> [Exercise details] Report every line in the listing that contains the string "home".

[START OF Material for this task]

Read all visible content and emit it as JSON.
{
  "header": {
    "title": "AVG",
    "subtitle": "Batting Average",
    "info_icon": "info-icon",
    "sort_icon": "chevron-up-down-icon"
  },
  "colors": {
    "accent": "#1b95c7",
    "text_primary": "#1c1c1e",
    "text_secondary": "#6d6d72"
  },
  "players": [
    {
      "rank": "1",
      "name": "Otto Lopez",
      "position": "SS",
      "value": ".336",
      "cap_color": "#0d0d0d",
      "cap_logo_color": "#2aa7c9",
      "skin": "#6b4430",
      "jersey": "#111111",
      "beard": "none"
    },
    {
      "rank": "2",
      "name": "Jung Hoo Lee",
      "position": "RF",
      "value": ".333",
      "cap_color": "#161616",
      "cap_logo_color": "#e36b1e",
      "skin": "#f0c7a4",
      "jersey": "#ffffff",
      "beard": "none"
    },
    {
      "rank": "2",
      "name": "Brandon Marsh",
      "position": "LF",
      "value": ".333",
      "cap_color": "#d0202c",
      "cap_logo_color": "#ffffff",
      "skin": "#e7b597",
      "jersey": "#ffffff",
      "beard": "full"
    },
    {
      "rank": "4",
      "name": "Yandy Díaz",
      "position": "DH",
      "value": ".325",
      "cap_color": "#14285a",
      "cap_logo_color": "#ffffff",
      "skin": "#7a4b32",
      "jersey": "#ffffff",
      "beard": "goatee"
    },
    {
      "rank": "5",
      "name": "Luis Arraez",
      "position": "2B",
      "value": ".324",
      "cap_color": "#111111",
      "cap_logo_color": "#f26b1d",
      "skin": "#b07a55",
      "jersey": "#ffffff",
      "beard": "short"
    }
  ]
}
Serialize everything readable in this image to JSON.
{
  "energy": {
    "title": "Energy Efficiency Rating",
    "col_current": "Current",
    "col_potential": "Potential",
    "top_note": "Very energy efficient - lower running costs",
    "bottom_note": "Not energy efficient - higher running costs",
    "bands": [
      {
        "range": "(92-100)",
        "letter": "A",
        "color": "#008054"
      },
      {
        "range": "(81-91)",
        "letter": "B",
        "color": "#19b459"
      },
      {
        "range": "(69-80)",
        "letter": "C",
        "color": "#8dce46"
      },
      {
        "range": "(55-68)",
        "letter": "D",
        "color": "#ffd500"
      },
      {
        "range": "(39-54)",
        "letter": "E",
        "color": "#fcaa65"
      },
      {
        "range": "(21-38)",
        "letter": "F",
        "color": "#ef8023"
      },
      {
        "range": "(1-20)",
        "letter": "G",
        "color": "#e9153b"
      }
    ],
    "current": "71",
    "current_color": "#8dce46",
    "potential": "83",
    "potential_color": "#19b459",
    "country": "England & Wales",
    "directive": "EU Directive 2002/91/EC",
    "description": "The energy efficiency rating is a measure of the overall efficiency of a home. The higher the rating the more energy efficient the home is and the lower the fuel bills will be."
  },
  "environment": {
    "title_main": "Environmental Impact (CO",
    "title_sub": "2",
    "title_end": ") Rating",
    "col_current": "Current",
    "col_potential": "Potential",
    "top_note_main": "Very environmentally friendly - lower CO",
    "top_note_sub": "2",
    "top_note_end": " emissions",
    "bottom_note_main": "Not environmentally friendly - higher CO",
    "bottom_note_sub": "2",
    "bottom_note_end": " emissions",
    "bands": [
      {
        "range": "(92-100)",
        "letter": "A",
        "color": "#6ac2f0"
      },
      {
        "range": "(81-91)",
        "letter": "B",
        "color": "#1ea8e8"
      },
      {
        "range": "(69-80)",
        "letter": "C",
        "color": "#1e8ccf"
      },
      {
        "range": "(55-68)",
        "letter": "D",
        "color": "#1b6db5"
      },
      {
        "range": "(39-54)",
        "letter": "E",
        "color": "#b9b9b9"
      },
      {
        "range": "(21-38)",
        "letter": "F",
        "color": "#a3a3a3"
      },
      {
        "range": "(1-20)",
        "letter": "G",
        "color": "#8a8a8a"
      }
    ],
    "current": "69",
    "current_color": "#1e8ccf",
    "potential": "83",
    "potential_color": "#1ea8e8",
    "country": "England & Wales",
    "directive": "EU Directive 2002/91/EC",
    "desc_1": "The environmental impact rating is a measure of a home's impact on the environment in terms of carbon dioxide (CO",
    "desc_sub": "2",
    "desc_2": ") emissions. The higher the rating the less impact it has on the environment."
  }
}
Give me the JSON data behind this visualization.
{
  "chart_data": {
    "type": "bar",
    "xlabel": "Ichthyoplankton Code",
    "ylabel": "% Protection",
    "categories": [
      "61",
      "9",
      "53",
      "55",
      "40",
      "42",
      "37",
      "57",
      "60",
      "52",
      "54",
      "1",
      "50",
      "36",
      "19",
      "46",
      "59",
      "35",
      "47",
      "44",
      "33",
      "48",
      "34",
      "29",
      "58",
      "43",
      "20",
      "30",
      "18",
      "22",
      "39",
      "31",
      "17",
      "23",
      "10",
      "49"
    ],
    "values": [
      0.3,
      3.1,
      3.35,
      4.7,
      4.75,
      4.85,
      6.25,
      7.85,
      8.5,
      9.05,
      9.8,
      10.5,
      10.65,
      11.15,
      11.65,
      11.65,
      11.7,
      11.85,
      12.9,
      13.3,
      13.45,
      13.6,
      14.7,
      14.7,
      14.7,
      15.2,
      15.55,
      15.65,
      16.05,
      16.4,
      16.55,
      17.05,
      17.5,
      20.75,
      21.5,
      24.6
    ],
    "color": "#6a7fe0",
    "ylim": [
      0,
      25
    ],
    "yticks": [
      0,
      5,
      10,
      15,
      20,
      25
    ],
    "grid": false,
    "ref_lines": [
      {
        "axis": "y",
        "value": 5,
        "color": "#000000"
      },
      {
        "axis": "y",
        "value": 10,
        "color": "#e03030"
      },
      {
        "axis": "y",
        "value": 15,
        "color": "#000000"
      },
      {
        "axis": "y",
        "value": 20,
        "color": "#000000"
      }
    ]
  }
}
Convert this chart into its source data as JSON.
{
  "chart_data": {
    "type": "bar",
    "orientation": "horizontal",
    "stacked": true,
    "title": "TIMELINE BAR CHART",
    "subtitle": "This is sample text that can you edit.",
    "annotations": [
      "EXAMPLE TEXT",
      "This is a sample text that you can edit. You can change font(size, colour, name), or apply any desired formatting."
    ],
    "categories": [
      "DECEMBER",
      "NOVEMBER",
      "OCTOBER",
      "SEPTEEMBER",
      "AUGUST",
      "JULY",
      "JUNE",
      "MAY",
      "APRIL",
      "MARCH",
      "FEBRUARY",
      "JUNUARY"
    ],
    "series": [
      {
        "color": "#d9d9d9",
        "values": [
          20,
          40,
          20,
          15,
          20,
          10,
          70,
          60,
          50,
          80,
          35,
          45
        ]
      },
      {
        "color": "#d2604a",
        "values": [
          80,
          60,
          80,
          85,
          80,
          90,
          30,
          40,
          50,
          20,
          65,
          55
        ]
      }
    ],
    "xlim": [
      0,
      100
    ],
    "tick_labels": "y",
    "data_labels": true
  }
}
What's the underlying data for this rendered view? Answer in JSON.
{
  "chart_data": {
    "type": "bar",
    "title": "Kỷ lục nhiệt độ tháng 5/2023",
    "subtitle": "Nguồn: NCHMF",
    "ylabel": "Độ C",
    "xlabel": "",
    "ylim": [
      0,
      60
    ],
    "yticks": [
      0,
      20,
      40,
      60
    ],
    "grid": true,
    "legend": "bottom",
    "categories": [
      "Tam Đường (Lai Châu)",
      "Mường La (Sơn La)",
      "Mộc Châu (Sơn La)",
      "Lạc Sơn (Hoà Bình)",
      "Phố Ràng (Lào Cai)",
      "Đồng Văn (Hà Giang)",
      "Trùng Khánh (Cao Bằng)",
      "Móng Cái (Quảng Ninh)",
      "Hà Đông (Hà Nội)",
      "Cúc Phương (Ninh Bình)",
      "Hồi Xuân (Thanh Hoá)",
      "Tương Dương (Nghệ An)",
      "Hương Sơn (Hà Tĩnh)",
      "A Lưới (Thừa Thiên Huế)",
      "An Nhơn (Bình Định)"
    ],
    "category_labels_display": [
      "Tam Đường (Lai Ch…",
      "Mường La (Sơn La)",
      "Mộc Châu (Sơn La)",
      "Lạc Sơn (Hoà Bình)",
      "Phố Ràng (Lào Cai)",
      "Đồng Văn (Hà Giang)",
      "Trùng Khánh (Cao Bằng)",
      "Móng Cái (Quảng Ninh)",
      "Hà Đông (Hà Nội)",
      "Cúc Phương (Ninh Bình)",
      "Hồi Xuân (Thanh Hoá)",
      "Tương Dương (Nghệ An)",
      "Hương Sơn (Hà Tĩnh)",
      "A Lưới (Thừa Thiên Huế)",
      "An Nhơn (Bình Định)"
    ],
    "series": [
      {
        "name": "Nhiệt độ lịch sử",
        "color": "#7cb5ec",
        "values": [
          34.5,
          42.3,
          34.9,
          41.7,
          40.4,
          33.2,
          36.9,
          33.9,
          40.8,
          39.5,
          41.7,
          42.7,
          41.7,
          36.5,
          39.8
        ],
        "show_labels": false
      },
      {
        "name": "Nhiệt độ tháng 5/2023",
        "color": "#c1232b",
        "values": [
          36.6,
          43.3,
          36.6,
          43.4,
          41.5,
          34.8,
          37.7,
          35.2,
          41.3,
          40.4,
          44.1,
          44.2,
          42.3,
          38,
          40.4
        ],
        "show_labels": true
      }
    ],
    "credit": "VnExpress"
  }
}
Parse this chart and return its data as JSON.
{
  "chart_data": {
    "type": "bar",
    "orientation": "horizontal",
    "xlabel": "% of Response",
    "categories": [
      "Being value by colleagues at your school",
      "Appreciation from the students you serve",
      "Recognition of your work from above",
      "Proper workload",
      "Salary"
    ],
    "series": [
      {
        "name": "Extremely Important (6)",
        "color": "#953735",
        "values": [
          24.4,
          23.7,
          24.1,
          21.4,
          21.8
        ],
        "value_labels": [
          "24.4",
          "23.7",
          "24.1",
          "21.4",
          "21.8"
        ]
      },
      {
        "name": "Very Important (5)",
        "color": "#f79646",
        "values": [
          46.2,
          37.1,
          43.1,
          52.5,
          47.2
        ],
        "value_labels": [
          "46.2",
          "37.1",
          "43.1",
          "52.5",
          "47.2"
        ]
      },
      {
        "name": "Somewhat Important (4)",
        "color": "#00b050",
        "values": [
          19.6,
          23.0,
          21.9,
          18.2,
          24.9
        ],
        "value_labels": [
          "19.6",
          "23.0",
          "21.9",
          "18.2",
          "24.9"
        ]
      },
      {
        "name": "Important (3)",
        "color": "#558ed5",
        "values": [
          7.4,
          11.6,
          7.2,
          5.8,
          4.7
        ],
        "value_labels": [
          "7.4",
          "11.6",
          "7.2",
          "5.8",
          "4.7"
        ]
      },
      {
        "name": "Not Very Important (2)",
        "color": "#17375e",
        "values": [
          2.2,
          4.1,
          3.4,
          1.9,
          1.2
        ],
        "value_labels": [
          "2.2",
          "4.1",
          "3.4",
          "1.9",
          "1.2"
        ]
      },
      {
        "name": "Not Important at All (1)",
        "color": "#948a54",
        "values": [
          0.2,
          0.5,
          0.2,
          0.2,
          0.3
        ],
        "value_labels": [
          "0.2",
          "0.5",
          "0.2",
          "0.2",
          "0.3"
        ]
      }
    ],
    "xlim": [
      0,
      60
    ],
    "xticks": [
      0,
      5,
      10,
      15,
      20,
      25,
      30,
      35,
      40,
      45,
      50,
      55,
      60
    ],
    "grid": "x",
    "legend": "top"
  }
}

[END OF Material for this task]

> [Written answer]
    "description": "The energy efficiency rating is a measure of the overall efficiency of a home. The higher the rating the more energy efficient the home is and the lower the fuel bills will be."
    "desc_1": "The environmental impact rating is a measure of a home's impact on the environment in terms of carbon dioxide (CO",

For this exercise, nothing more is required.